(Goal of the exercise)
Below are the records. Gather each line that holds "файлы".

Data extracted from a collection
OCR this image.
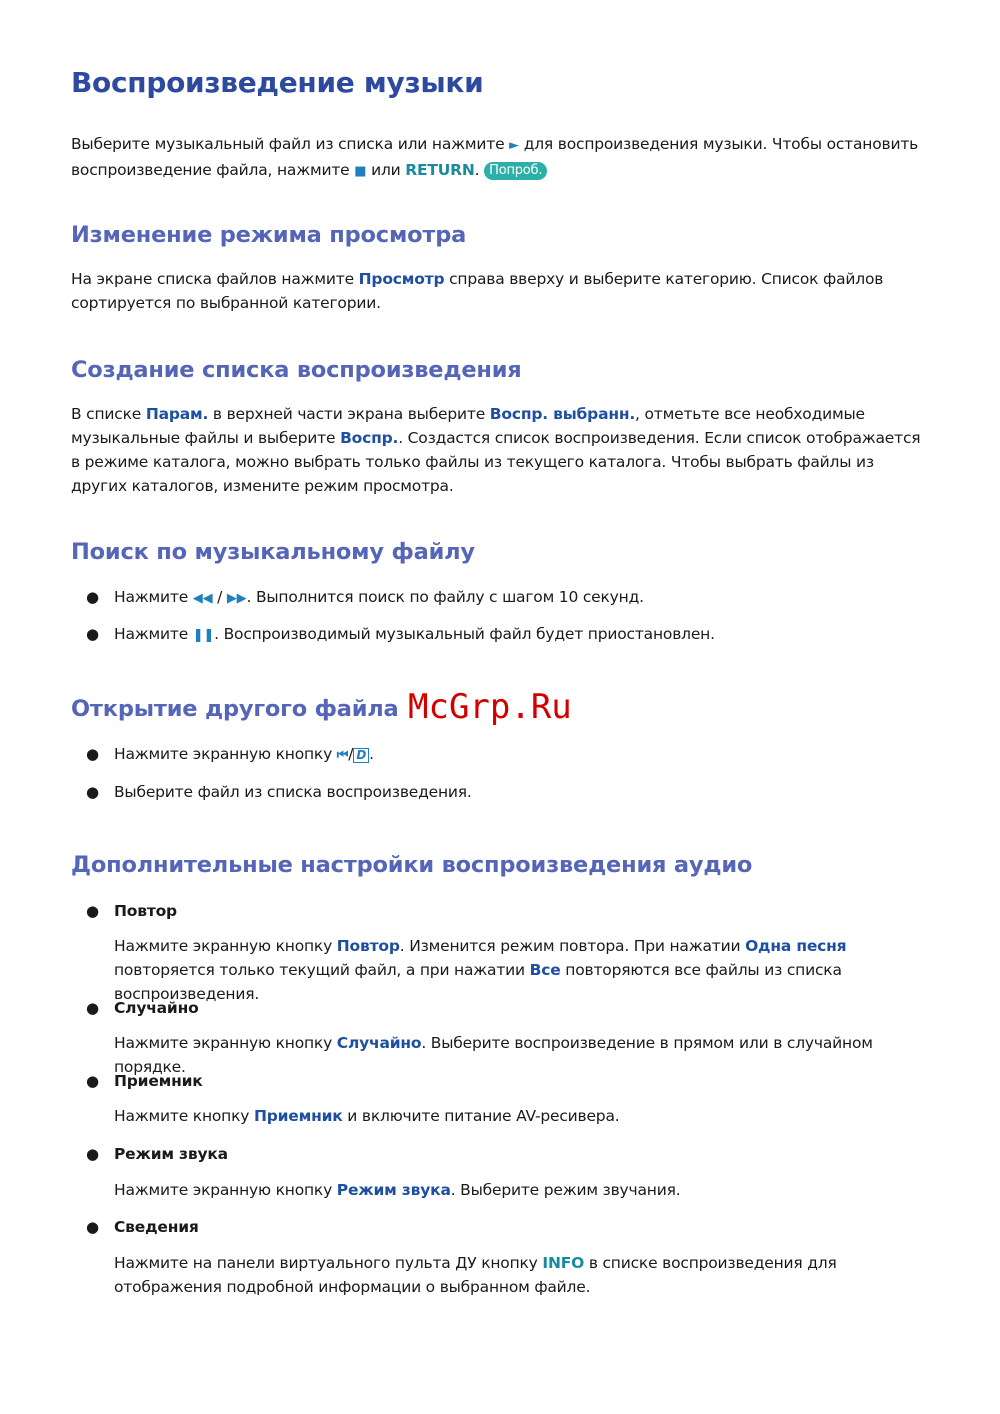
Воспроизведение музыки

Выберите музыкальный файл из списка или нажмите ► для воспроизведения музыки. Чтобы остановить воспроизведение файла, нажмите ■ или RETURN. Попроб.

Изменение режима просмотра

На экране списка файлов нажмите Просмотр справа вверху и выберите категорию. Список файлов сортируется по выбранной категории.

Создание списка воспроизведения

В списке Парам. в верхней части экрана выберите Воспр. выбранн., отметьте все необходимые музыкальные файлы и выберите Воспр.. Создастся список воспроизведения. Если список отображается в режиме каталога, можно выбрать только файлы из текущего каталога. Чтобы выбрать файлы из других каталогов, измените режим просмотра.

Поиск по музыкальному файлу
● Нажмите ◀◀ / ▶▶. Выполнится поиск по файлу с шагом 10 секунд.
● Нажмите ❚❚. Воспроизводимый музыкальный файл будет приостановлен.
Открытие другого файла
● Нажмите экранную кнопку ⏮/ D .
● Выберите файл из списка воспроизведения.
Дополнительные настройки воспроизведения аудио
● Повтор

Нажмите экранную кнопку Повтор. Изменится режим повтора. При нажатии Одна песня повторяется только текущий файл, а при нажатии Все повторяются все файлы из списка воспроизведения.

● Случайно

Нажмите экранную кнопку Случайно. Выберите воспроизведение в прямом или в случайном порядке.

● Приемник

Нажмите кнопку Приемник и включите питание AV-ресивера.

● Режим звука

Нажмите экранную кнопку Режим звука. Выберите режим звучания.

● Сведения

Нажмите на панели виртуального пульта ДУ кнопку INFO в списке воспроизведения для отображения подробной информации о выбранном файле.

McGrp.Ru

(Exercise solution)
В списке Парам. в верхней части экрана выберите Воспр. выбранн., отметьте все необходимые музыкальные файлы и выберите Воспр.. Создастся список воспроизведения. Если список отображается в режиме каталога, можно выбрать только файлы из текущего каталога. Чтобы выбрать файлы из других каталогов, измените режим просмотра.
Нажмите экранную кнопку Повтор. Изменится режим повтора. При нажатии Одна песня повторяется только текущий файл, а при нажатии Все повторяются все файлы из списка воспроизведения.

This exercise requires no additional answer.